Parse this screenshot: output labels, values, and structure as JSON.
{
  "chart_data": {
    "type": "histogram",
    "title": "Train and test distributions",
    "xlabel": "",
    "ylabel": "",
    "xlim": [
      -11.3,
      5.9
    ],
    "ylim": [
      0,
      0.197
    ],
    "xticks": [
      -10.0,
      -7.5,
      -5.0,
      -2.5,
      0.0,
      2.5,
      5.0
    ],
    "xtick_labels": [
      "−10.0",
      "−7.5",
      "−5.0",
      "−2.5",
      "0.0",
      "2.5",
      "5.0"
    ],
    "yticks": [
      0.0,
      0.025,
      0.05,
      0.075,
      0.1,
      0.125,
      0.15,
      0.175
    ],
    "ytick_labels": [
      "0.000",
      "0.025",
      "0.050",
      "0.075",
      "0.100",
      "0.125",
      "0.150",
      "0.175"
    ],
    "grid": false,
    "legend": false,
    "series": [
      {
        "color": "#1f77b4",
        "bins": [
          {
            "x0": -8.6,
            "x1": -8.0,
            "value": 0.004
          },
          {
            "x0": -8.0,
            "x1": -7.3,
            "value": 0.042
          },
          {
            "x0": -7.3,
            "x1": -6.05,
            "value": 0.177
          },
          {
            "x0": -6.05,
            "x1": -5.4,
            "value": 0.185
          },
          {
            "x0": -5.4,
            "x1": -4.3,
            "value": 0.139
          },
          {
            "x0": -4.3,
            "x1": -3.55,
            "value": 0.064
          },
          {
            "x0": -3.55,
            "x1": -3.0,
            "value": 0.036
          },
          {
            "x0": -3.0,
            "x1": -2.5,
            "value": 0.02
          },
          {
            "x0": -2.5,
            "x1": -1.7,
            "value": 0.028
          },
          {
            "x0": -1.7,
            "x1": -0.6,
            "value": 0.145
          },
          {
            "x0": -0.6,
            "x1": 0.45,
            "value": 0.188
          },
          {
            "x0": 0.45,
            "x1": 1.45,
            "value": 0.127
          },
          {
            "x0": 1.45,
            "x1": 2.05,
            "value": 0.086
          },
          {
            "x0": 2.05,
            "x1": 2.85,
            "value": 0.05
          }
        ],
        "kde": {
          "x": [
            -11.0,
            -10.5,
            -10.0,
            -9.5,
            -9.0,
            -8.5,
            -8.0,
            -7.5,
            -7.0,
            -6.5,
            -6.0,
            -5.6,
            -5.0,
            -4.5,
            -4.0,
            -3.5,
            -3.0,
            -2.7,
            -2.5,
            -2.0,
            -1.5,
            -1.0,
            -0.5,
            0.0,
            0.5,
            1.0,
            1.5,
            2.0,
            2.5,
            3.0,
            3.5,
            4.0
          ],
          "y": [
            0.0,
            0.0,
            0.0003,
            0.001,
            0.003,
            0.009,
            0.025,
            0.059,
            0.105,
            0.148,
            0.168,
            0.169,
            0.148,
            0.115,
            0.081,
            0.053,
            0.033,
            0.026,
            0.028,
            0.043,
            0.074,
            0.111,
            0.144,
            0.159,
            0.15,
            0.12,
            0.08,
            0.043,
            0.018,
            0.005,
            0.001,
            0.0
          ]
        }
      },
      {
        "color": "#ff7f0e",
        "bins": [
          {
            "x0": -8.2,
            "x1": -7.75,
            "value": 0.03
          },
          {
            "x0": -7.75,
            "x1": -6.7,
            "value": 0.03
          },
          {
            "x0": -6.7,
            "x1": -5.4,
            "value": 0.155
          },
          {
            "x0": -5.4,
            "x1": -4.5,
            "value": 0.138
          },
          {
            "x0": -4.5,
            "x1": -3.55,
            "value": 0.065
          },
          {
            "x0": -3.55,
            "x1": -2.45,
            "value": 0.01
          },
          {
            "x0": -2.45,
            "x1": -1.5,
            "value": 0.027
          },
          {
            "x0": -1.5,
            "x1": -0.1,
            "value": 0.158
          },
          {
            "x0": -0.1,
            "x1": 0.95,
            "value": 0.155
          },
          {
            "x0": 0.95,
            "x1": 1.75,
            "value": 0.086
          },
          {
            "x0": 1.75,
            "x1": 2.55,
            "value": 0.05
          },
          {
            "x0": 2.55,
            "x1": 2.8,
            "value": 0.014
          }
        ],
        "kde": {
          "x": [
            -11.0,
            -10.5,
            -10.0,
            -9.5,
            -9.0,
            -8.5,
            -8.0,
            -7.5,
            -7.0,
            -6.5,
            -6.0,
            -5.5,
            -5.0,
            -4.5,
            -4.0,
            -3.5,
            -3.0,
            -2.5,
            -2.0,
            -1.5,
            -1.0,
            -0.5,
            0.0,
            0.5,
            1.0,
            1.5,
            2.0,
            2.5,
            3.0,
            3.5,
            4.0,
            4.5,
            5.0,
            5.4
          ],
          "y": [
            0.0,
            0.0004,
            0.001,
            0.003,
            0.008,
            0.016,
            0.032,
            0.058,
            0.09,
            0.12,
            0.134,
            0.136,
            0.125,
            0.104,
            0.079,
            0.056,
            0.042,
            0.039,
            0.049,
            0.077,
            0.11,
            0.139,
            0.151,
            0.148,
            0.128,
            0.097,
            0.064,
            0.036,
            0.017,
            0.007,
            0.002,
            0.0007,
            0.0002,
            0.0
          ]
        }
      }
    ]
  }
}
════════
> What this task involves
Write the material out exactly, with nothing left out.

> Result
Parse this screenshot: output labels, values, and structure as JSON.
{
  "chart_data": {
    "type": "histogram",
    "title": "Train and test distributions",
    "xlabel": "",
    "ylabel": "",
    "xlim": [
      -11.3,
      5.9
    ],
    "ylim": [
      0,
      0.197
    ],
    "xticks": [
      -10.0,
      -7.5,
      -5.0,
      -2.5,
      0.0,
      2.5,
      5.0
    ],
    "xtick_labels": [
      "−10.0",
      "−7.5",
      "−5.0",
      "−2.5",
      "0.0",
      "2.5",
      "5.0"
    ],
    "yticks": [
      0.0,
      0.025,
      0.05,
      0.075,
      0.1,
      0.125,
      0.15,
      0.175
    ],
    "ytick_labels": [
      "0.000",
      "0.025",
      "0.050",
      "0.075",
      "0.100",
      "0.125",
      "0.150",
      "0.175"
    ],
    "grid": false,
    "legend": false,
    "series": [
      {
        "color": "#1f77b4",
        "bins": [
          {
            "x0": -8.6,
            "x1": -8.0,
            "value": 0.004
          },
          {
            "x0": -8.0,
            "x1": -7.3,
            "value": 0.042
          },
          {
            "x0": -7.3,
            "x1": -6.05,
            "value": 0.177
          },
          {
            "x0": -6.05,
            "x1": -5.4,
            "value": 0.185
          },
          {
            "x0": -5.4,
            "x1": -4.3,
            "value": 0.139
          },
          {
            "x0": -4.3,
            "x1": -3.55,
            "value": 0.064
          },
          {
            "x0": -3.55,
            "x1": -3.0,
            "value": 0.036
          },
          {
            "x0": -3.0,
            "x1": -2.5,
            "value": 0.02
          },
          {
            "x0": -2.5,
            "x1": -1.7,
            "value": 0.028
          },
          {
            "x0": -1.7,
            "x1": -0.6,
            "value": 0.145
          },
          {
            "x0": -0.6,
            "x1": 0.45,
            "value": 0.188
          },
          {
            "x0": 0.45,
            "x1": 1.45,
            "value": 0.127
          },
          {
            "x0": 1.45,
            "x1": 2.05,
            "value": 0.086
          },
          {
            "x0": 2.05,
            "x1": 2.85,
            "value": 0.05
          }
        ],
        "kde": {
          "x": [
            -11.0,
            -10.5,
            -10.0,
            -9.5,
            -9.0,
            -8.5,
            -8.0,
            -7.5,
            -7.0,
            -6.5,
            -6.0,
            -5.6,
            -5.0,
            -4.5,
            -4.0,
            -3.5,
            -3.0,
            -2.7,
            -2.5,
            -2.0,
            -1.5,
            -1.0,
            -0.5,
            0.0,
            0.5,
            1.0,
            1.5,
            2.0,
            2.5,
            3.0,
            3.5,
            4.0
          ],
          "y": [
            0.0,
            0.0,
            0.0003,
            0.001,
            0.003,
            0.009,
            0.025,
            0.059,
            0.105,
            0.148,
            0.168,
            0.169,
            0.148,
            0.115,
            0.081,
            0.053,
            0.033,
            0.026,
            0.028,
            0.043,
            0.074,
            0.111,
            0.144,
            0.159,
            0.15,
            0.12,
            0.08,
            0.043,
            0.018,
            0.005,
            0.001,
            0.0
          ]
        }
      },
      {
        "color": "#ff7f0e",
        "bins": [
          {
            "x0": -8.2,
            "x1": -7.75,
            "value": 0.03
          },
          {
            "x0": -7.75,
            "x1": -6.7,
            "value": 0.03
          },
          {
            "x0": -6.7,
            "x1": -5.4,
            "value": 0.155
          },
          {
            "x0": -5.4,
            "x1": -4.5,
            "value": 0.138
          },
          {
            "x0": -4.5,
            "x1": -3.55,
            "value": 0.065
          },
          {
            "x0": -3.55,
            "x1": -2.45,
            "value": 0.01
          },
          {
            "x0": -2.45,
            "x1": -1.5,
            "value": 0.027
          },
          {
            "x0": -1.5,
            "x1": -0.1,
            "value": 0.158
          },
          {
            "x0": -0.1,
            "x1": 0.95,
            "value": 0.155
          },
          {
            "x0": 0.95,
            "x1": 1.75,
            "value": 0.086
          },
          {
            "x0": 1.75,
            "x1": 2.55,
            "value": 0.05
          },
          {
            "x0": 2.55,
            "x1": 2.8,
            "value": 0.014
          }
        ],
        "kde": {
          "x": [
            -11.0,
            -10.5,
            -10.0,
            -9.5,
            -9.0,
            -8.5,
            -8.0,
            -7.5,
            -7.0,
            -6.5,
            -6.0,
            -5.5,
            -5.0,
            -4.5,
            -4.0,
            -3.5,
            -3.0,
            -2.5,
            -2.0,
            -1.5,
            -1.0,
            -0.5,
            0.0,
            0.5,
            1.0,
            1.5,
            2.0,
            2.5,
            3.0,
            3.5,
            4.0,
            4.5,
            5.0,
            5.4
          ],
          "y": [
            0.0,
            0.0004,
            0.001,
            0.003,
            0.008,
            0.016,
            0.032,
            0.058,
            0.09,
            0.12,
            0.134,
            0.136,
            0.125,
            0.104,
            0.079,
            0.056,
            0.042,
            0.039,
            0.049,
            0.077,
            0.11,
            0.139,
            0.151,
            0.148,
            0.128,
            0.097,
            0.064,
            0.036,
            0.017,
            0.007,
            0.002,
            0.0007,
            0.0002,
            0.0
          ]
        }
      }
    ]
  }
}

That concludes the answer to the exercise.